▶ [Exercise requirements]:
Give back all the data exactly, line by line.

▶ [Record list]:
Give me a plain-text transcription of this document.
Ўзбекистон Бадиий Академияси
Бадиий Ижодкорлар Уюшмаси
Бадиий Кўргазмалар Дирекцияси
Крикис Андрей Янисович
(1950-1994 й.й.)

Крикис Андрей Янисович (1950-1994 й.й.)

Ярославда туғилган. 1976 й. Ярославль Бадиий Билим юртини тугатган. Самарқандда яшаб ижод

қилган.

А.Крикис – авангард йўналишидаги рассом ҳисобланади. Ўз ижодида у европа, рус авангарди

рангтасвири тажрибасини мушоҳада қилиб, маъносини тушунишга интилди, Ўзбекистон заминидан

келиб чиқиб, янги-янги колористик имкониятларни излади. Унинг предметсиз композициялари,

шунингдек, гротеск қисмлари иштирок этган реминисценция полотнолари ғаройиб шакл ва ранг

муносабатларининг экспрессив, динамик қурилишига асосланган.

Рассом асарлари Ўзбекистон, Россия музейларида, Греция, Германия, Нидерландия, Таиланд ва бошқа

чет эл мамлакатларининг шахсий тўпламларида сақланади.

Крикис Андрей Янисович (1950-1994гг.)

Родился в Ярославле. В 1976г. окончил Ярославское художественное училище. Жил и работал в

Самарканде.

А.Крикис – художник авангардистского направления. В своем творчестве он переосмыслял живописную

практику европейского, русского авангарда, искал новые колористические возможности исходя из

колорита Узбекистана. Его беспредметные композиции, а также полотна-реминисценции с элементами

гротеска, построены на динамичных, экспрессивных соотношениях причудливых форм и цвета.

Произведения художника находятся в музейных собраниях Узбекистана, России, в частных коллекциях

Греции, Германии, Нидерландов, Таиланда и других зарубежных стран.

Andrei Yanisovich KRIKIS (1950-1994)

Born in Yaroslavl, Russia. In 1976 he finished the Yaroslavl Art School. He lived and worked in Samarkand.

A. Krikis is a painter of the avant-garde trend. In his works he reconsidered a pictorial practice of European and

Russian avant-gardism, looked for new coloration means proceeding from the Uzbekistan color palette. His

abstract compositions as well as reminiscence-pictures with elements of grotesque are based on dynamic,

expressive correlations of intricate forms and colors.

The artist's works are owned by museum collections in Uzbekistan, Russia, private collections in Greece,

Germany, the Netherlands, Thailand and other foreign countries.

▶ [Answer in full]:
Give me a plain-text transcription of this document.
Ўзбекистон Бадиий Академияси
Бадиий Ижодкорлар Уюшмаси
Бадиий Кўргазмалар Дирекцияси
Крикис Андрей Янисович
(1950-1994 й.й.)

Крикис Андрей Янисович (1950-1994 й.й.)

Ярославда туғилган. 1976 й. Ярославль Бадиий Билим юртини тугатган. Самарқандда яшаб ижод

қилган.

А.Крикис – авангард йўналишидаги рассом ҳисобланади. Ўз ижодида у европа, рус авангарди

рангтасвири тажрибасини мушоҳада қилиб, маъносини тушунишга интилди, Ўзбекистон заминидан

келиб чиқиб, янги-янги колористик имкониятларни излади. Унинг предметсиз композициялари,

шунингдек, гротеск қисмлари иштирок этган реминисценция полотнолари ғаройиб шакл ва ранг

муносабатларининг экспрессив, динамик қурилишига асосланган.

Рассом асарлари Ўзбекистон, Россия музейларида, Греция, Германия, Нидерландия, Таиланд ва бошқа

чет эл мамлакатларининг шахсий тўпламларида сақланади.

Крикис Андрей Янисович (1950-1994гг.)

Родился в Ярославле. В 1976г. окончил Ярославское художественное училище. Жил и работал в

Самарканде.

А.Крикис – художник авангардистского направления. В своем творчестве он переосмыслял живописную

практику европейского, русского авангарда, искал новые колористические возможности исходя из

колорита Узбекистана. Его беспредметные композиции, а также полотна-реминисценции с элементами

гротеска, построены на динамичных, экспрессивных соотношениях причудливых форм и цвета.

Произведения художника находятся в музейных собраниях Узбекистана, России, в частных коллекциях

Греции, Германии, Нидерландов, Таиланда и других зарубежных стран.

Andrei Yanisovich KRIKIS (1950-1994)

Born in Yaroslavl, Russia. In 1976 he finished the Yaroslavl Art School. He lived and worked in Samarkand.

A. Krikis is a painter of the avant-garde trend. In his works he reconsidered a pictorial practice of European and

Russian avant-gardism, looked for new coloration means proceeding from the Uzbekistan color palette. His

abstract compositions as well as reminiscence-pictures with elements of grotesque are based on dynamic,

expressive correlations of intricate forms and colors.

The artist's works are owned by museum collections in Uzbekistan, Russia, private collections in Greece,

Germany, the Netherlands, Thailand and other foreign countries.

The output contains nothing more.